Task
Work out how many lines contain "Сторонами". Reply with the count alone.

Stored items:
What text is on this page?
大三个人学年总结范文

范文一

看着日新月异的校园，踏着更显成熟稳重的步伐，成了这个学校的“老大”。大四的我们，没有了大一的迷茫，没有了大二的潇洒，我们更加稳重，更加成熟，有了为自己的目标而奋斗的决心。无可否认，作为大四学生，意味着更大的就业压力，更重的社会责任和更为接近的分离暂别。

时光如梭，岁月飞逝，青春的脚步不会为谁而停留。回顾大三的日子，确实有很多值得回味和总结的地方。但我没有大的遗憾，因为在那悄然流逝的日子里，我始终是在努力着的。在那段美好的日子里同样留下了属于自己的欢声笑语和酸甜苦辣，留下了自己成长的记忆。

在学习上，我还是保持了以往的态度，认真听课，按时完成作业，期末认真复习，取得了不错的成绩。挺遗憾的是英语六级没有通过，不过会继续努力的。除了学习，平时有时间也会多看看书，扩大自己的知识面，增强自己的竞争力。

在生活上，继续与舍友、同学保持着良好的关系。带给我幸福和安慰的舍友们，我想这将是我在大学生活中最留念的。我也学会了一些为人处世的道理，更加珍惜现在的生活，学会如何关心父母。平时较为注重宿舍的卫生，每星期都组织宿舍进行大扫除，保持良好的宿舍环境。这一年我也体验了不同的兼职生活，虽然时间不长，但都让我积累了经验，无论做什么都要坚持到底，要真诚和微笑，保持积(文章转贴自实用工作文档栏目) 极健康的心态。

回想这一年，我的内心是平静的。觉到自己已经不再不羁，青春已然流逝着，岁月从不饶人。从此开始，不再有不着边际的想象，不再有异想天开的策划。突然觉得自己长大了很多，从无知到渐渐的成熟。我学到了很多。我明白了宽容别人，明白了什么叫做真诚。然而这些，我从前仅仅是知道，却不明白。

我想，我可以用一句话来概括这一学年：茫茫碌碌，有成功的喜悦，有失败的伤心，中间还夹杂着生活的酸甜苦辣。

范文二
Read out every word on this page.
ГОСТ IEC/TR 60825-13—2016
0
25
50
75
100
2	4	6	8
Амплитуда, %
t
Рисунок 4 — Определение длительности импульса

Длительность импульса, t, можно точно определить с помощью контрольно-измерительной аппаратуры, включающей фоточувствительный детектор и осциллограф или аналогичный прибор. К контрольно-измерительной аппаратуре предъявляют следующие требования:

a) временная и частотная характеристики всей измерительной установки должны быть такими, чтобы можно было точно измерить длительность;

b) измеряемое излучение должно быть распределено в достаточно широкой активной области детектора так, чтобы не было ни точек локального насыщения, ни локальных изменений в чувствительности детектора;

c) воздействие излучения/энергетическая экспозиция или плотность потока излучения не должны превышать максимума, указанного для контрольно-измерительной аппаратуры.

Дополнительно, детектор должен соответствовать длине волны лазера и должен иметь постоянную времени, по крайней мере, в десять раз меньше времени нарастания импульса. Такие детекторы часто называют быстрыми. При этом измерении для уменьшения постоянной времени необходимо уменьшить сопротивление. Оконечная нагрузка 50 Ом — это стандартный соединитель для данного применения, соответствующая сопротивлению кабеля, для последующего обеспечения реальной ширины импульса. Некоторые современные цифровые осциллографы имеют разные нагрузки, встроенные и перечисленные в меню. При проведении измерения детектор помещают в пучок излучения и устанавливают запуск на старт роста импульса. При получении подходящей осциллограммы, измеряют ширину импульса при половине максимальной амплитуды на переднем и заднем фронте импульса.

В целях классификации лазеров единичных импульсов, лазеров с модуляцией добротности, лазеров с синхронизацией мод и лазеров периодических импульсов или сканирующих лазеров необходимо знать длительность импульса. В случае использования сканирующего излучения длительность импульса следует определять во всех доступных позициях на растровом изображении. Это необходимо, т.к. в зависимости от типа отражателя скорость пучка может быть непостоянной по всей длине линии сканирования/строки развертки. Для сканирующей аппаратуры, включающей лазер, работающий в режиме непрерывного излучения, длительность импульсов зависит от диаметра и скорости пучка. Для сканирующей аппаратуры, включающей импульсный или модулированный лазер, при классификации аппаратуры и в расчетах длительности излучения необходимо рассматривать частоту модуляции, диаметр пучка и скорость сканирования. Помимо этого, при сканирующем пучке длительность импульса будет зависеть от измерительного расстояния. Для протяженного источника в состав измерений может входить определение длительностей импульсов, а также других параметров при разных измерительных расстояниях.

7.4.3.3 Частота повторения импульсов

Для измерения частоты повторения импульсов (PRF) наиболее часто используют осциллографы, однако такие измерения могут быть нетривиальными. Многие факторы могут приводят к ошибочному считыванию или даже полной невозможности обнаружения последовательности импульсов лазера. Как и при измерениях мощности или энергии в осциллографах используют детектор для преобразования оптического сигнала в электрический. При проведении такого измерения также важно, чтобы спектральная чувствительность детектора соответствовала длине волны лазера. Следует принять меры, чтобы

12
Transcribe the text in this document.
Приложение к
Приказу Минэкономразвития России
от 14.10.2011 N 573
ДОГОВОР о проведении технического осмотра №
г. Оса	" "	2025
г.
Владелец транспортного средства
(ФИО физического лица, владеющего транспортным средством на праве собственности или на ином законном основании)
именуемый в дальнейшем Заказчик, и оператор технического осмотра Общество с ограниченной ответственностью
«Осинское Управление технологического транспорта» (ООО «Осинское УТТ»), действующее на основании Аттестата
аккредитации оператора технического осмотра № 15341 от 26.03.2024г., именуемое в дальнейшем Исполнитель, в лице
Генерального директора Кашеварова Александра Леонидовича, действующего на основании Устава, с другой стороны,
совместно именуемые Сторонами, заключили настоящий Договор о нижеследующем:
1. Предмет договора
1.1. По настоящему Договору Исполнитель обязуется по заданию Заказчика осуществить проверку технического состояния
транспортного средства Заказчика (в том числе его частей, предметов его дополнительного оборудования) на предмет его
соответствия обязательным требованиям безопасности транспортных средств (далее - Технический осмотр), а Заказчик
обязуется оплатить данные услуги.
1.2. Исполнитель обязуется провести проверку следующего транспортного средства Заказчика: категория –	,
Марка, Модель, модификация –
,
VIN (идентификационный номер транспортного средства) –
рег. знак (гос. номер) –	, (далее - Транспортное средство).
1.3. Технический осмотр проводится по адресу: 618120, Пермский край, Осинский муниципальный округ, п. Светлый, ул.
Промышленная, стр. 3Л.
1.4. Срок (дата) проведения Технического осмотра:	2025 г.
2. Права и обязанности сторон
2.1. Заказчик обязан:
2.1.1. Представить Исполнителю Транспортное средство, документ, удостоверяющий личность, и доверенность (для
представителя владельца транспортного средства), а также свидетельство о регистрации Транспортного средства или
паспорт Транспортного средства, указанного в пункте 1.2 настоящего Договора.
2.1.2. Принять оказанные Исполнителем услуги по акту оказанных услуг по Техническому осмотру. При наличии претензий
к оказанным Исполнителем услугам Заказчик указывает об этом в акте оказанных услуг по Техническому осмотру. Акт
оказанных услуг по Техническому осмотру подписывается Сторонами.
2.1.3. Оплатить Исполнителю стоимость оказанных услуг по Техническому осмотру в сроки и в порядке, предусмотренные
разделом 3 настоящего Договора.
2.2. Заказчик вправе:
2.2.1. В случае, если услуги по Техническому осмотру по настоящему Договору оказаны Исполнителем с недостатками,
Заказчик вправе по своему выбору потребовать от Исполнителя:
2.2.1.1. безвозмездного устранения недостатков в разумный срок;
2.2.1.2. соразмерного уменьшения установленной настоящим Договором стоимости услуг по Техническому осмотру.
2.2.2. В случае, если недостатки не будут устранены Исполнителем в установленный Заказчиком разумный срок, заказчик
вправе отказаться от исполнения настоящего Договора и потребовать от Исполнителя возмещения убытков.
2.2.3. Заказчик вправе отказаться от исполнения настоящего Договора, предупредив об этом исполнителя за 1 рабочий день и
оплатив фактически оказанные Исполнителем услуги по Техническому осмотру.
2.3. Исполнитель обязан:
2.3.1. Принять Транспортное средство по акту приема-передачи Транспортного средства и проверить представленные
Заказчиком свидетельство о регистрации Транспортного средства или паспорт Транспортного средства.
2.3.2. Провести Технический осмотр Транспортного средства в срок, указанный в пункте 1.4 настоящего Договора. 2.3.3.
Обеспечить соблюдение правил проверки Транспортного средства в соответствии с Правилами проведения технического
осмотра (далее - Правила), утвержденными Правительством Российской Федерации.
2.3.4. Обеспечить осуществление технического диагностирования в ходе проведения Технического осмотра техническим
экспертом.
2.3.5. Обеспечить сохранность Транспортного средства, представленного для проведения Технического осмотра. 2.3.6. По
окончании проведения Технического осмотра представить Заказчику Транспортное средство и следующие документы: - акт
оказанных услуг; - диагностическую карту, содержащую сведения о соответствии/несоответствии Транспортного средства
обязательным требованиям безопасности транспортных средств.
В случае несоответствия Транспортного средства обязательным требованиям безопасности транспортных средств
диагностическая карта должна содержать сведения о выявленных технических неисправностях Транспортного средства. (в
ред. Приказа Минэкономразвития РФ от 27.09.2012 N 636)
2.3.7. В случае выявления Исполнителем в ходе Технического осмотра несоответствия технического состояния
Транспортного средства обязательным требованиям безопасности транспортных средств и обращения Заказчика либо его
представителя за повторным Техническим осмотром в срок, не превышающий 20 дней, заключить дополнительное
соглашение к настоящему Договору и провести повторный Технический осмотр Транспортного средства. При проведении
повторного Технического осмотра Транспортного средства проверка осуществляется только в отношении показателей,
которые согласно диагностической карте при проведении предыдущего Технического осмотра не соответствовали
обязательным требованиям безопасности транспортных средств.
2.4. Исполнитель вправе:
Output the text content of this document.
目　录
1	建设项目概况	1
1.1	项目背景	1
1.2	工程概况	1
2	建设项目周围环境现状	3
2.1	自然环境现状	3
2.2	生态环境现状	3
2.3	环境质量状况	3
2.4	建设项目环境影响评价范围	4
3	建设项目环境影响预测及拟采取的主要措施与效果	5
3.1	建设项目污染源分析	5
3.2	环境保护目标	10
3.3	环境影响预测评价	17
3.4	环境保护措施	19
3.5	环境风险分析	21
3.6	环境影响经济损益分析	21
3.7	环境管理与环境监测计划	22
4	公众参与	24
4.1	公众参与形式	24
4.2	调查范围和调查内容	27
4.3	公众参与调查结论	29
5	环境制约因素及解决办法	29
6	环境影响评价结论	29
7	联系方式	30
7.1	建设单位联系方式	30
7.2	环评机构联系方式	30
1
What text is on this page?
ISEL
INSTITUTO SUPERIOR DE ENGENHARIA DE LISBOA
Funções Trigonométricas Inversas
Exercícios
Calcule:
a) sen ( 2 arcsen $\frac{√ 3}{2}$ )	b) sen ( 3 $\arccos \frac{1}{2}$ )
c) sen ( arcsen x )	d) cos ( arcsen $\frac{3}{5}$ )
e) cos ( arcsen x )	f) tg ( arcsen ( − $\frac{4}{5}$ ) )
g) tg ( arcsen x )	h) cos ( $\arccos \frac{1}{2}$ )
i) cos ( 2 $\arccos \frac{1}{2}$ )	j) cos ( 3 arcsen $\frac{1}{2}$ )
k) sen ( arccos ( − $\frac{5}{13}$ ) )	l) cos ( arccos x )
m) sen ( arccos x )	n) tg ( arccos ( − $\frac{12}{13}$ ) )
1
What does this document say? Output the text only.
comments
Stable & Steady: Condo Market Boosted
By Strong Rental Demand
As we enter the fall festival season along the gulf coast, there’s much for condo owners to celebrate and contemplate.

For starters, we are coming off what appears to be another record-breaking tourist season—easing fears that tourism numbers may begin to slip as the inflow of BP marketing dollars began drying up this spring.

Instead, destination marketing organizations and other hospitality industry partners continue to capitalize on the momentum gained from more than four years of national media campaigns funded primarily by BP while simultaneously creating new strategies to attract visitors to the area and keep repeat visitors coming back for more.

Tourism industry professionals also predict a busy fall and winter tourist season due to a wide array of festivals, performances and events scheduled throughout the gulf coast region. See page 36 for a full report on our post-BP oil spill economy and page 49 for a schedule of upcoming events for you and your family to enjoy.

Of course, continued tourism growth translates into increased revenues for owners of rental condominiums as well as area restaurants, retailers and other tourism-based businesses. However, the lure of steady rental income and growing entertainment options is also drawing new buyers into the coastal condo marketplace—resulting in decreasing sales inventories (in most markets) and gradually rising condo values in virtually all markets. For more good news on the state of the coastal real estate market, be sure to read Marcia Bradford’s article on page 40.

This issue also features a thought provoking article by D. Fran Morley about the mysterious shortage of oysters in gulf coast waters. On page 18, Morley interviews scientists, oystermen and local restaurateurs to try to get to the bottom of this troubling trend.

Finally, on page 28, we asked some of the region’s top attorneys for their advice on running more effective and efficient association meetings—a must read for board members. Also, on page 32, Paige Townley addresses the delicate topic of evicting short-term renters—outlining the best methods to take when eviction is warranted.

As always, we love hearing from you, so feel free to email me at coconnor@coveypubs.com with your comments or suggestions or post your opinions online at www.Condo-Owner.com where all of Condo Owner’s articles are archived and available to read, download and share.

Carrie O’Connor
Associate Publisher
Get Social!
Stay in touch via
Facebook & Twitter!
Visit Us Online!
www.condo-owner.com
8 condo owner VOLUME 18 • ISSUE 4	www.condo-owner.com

Solution to the exercise
2